___ EXTRACTED DATA
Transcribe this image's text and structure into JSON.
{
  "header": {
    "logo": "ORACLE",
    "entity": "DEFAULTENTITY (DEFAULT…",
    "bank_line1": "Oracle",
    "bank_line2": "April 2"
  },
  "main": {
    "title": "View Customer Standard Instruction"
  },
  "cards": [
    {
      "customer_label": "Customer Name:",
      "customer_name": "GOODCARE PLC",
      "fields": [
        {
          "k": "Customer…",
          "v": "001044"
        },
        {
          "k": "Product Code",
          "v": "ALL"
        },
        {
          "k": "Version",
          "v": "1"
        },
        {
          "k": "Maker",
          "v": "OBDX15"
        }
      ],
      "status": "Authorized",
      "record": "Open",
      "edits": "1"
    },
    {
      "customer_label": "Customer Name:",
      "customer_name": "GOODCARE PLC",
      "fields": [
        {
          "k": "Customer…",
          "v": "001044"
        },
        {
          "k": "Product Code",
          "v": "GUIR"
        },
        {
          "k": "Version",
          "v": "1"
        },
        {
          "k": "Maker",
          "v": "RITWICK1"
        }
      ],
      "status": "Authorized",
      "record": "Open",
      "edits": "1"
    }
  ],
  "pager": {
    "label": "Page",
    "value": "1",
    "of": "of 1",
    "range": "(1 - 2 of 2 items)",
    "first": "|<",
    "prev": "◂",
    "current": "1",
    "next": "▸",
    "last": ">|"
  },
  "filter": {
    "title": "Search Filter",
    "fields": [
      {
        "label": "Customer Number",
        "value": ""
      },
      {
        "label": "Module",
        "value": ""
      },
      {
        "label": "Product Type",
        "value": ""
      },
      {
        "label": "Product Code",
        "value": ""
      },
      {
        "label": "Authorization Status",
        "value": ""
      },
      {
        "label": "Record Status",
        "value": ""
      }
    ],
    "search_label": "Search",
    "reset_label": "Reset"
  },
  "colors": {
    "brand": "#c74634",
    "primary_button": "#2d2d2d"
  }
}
______
Make an exact copy of the material above.

■ **RESULT OF THE TASK**:
Transcribe this image's text and structure into JSON.
{
  "header": {
    "logo": "ORACLE",
    "entity": "DEFAULTENTITY (DEFAULT…",
    "bank_line1": "Oracle",
    "bank_line2": "April 2"
  },
  "main": {
    "title": "View Customer Standard Instruction"
  },
  "cards": [
    {
      "customer_label": "Customer Name:",
      "customer_name": "GOODCARE PLC",
      "fields": [
        {
          "k": "Customer…",
          "v": "001044"
        },
        {
          "k": "Product Code",
          "v": "ALL"
        },
        {
          "k": "Version",
          "v": "1"
        },
        {
          "k": "Maker",
          "v": "OBDX15"
        }
      ],
      "status": "Authorized",
      "record": "Open",
      "edits": "1"
    },
    {
      "customer_label": "Customer Name:",
      "customer_name": "GOODCARE PLC",
      "fields": [
        {
          "k": "Customer…",
          "v": "001044"
        },
        {
          "k": "Product Code",
          "v": "GUIR"
        },
        {
          "k": "Version",
          "v": "1"
        },
        {
          "k": "Maker",
          "v": "RITWICK1"
        }
      ],
      "status": "Authorized",
      "record": "Open",
      "edits": "1"
    }
  ],
  "pager": {
    "label": "Page",
    "value": "1",
    "of": "of 1",
    "range": "(1 - 2 of 2 items)",
    "first": "|<",
    "prev": "◂",
    "current": "1",
    "next": "▸",
    "last": ">|"
  },
  "filter": {
    "title": "Search Filter",
    "fields": [
      {
        "label": "Customer Number",
        "value": ""
      },
      {
        "label": "Module",
        "value": ""
      },
      {
        "label": "Product Type",
        "value": ""
      },
      {
        "label": "Product Code",
        "value": ""
      },
      {
        "label": "Authorization Status",
        "value": ""
      },
      {
        "label": "Record Status",
        "value": ""
      }
    ],
    "search_label": "Search",
    "reset_label": "Reset"
  },
  "colors": {
    "brand": "#c74634",
    "primary_button": "#2d2d2d"
  }
}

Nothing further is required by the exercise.